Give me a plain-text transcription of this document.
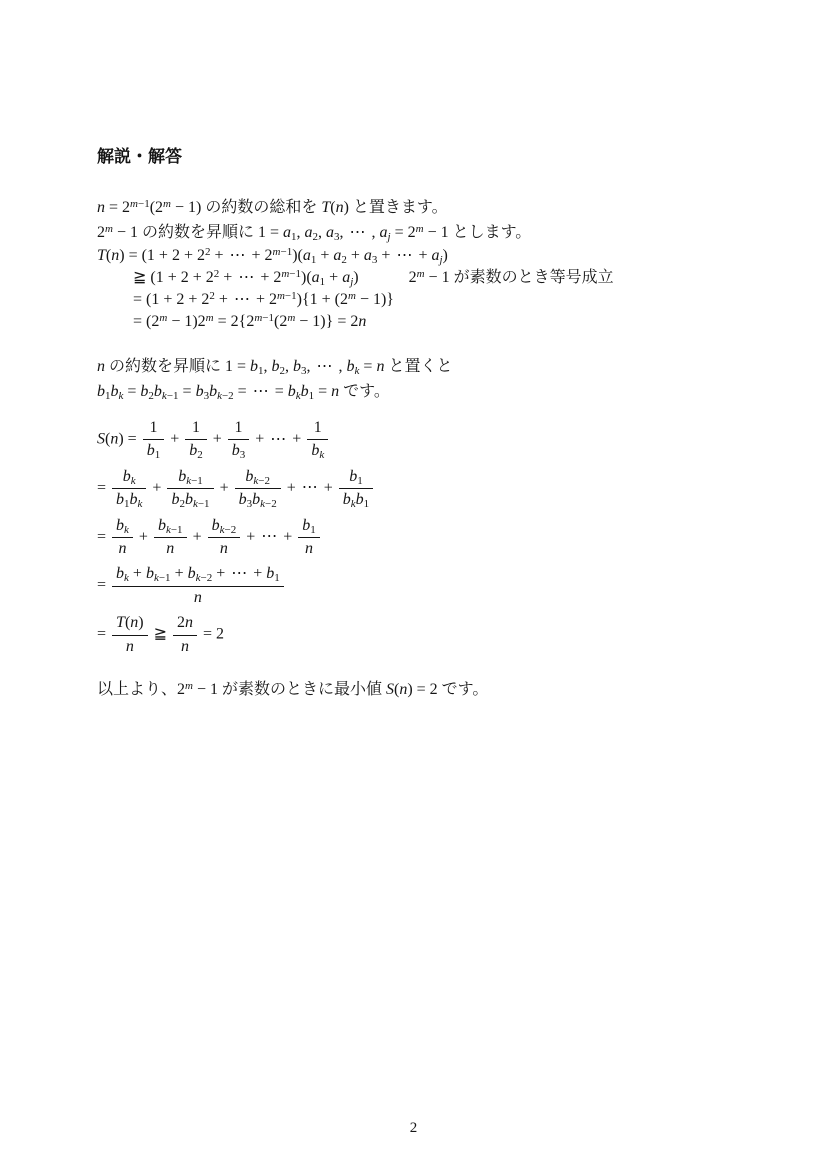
解説・解答
$n = 2^{m-1}(2^m - 1)$ の約数の総和を T(n) と置きます。
$2^m - 1$ の約数を昇順に $1 = a_1$, $a_2$, $a_3$, ⋯ , $a_j = 2^m - 1$ とします。
$T(n) = (1 + 2 + 2^2$ + ⋯ + $2^{m-1})(a_1 + a_2 + a_3$ + ⋯ + $a_j$)
≧ ($1 + 2 + 2^2$ + ⋯ + $2^{m-1})(a_1 + a_j)$	$2^m - 1$ が素数のとき等号成立
= ($1 + 2 + 2^2$ + ⋯ + $2^{m-1})\{1 + (2^m - 1)\}$
= $(2^m - 1)2^m = 2\{2^{m-1}(2^m - 1)\} = 2n$
n の約数を昇順に $1 = b_1$, $b_2$, $b_3$, ⋯ , $b_k = n$ と置くと
$b_1b_k = b_2b_{k-1} = b_3b_{k-2}$ = ⋯ = $b_kb_1 = n$ です。
$S(n) = \frac{1}{b_1} + \frac{1}{b_2} + \frac{1}{b_3}$ + ⋯ + $\frac{1}{b_k}$
= $\frac{b_k}{b_1b_k} + \frac{b_{k-1}}{b_2b_{k-1}} + \frac{b_{k-2}}{b_3b_{k-2}}$ + ⋯ + $\frac{b_1}{b_kb_1}$
= $\frac{b_k}{n} + \frac{b_{k-1}}{n} + \frac{b_{k-2}}{n}$ + ⋯ + $\frac{b_1}{n}$
= $\frac{b_k + b_{k-1} + b_{k-2} + \cdots + b_1}{n}$
= $\frac{T(n)}{n}$ ≧ $\frac{2n}{n} = 2$
以上より、$2^m - 1$ が素数のときに最小値 S(n) = 2 です。
2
= = = = = = =
* EXERCISE TASK *
A faithful copy of the records above is needed, with the pictures left out.

* EXERCISE RESPONSE *
Give me a plain-text transcription of this document.
解説・解答
$n = 2^{m-1}(2^m - 1)$ の約数の総和を T(n) と置きます。
$2^m - 1$ の約数を昇順に $1 = a_1$, $a_2$, $a_3$, ⋯ , $a_j = 2^m - 1$ とします。
$T(n) = (1 + 2 + 2^2$ + ⋯ + $2^{m-1})(a_1 + a_2 + a_3$ + ⋯ + $a_j$)
≧ ($1 + 2 + 2^2$ + ⋯ + $2^{m-1})(a_1 + a_j)$	$2^m - 1$ が素数のとき等号成立
= ($1 + 2 + 2^2$ + ⋯ + $2^{m-1})\{1 + (2^m - 1)\}$
= $(2^m - 1)2^m = 2\{2^{m-1}(2^m - 1)\} = 2n$
n の約数を昇順に $1 = b_1$, $b_2$, $b_3$, ⋯ , $b_k = n$ と置くと
$b_1b_k = b_2b_{k-1} = b_3b_{k-2}$ = ⋯ = $b_kb_1 = n$ です。
$S(n) = \frac{1}{b_1} + \frac{1}{b_2} + \frac{1}{b_3}$ + ⋯ + $\frac{1}{b_k}$
= $\frac{b_k}{b_1b_k} + \frac{b_{k-1}}{b_2b_{k-1}} + \frac{b_{k-2}}{b_3b_{k-2}}$ + ⋯ + $\frac{b_1}{b_kb_1}$
= $\frac{b_k}{n} + \frac{b_{k-1}}{n} + \frac{b_{k-2}}{n}$ + ⋯ + $\frac{b_1}{n}$
= $\frac{b_k + b_{k-1} + b_{k-2} + \cdots + b_1}{n}$
= $\frac{T(n)}{n}$ ≧ $\frac{2n}{n} = 2$
以上より、$2^m - 1$ が素数のときに最小値 S(n) = 2 です。
2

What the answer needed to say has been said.